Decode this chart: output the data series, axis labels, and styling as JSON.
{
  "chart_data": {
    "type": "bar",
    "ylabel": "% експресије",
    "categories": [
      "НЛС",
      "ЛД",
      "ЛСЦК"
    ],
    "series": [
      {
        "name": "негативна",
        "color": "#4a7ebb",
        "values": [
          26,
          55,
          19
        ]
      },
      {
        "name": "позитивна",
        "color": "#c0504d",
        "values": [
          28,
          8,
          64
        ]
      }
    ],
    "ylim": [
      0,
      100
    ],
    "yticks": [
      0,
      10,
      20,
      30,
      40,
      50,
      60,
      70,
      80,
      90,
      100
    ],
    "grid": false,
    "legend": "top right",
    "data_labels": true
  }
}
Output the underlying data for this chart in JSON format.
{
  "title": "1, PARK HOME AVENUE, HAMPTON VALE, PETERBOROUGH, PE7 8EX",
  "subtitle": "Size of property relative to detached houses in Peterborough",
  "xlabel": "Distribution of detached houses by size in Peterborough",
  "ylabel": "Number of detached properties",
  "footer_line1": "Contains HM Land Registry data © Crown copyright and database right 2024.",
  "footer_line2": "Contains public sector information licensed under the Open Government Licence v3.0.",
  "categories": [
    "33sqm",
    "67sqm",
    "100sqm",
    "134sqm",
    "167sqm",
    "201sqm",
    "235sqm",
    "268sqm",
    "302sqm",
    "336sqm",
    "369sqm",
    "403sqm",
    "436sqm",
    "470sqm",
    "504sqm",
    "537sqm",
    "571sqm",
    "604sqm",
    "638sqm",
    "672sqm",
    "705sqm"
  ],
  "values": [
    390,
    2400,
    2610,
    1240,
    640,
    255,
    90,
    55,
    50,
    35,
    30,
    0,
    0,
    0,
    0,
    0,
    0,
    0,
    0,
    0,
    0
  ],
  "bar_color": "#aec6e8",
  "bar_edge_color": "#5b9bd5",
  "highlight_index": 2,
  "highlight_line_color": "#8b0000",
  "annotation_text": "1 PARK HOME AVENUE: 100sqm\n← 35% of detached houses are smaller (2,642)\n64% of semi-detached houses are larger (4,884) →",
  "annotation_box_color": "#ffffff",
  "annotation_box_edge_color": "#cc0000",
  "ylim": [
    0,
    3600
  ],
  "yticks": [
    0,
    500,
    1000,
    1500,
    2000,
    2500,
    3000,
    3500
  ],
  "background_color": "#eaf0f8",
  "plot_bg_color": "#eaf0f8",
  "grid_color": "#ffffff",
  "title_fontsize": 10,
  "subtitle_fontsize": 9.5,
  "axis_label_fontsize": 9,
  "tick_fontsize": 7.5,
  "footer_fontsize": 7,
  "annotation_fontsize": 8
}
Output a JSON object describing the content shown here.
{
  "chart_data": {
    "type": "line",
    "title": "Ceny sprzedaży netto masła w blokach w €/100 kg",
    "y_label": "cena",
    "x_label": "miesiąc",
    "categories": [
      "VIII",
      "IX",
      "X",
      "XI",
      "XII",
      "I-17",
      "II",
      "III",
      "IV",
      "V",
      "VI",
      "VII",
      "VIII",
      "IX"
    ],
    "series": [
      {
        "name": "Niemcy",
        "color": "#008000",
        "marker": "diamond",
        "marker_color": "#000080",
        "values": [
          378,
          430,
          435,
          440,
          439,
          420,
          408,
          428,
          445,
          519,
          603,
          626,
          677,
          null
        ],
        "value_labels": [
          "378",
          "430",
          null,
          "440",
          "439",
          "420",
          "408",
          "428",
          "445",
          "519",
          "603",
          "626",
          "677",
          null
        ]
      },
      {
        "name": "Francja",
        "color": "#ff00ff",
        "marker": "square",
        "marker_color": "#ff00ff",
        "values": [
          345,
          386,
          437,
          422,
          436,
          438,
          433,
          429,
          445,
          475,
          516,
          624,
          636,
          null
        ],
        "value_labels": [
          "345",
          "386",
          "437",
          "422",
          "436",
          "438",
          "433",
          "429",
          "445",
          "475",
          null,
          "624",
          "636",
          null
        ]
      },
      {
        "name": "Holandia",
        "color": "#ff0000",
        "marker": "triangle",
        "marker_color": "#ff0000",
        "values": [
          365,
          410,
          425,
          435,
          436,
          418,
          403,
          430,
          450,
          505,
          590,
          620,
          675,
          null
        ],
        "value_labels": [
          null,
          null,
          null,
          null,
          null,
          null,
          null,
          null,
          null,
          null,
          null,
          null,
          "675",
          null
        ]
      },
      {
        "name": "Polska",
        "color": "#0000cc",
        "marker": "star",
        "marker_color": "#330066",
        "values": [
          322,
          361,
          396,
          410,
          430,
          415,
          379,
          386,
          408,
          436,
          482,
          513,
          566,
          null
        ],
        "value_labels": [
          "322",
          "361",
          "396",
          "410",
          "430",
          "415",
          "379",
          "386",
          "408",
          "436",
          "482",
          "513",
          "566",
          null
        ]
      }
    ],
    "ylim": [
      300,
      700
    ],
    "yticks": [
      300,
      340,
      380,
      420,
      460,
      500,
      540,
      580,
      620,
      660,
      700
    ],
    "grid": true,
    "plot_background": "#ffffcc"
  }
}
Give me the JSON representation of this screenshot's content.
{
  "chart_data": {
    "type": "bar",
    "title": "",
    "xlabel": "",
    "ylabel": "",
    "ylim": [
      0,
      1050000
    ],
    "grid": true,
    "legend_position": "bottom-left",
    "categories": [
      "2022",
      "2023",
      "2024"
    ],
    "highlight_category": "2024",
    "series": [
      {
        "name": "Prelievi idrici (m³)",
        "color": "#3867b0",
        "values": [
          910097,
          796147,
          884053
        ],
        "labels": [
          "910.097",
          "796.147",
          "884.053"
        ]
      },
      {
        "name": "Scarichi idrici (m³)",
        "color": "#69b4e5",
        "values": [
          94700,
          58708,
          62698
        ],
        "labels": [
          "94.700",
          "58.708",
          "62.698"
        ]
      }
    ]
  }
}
+--
> **Set exercise**:
Above are the records. Copy every line in them holding "detached".

> **Result of the task**:
  "subtitle": "Size of property relative to detached houses in Peterborough",
  "xlabel": "Distribution of detached houses by size in Peterborough",
  "ylabel": "Number of detached properties",
  "annotation_text": "1 PARK HOME AVENUE: 100sqm\n← 35% of detached houses are smaller (2,642)\n64% of semi-detached houses are larger (4,884) →",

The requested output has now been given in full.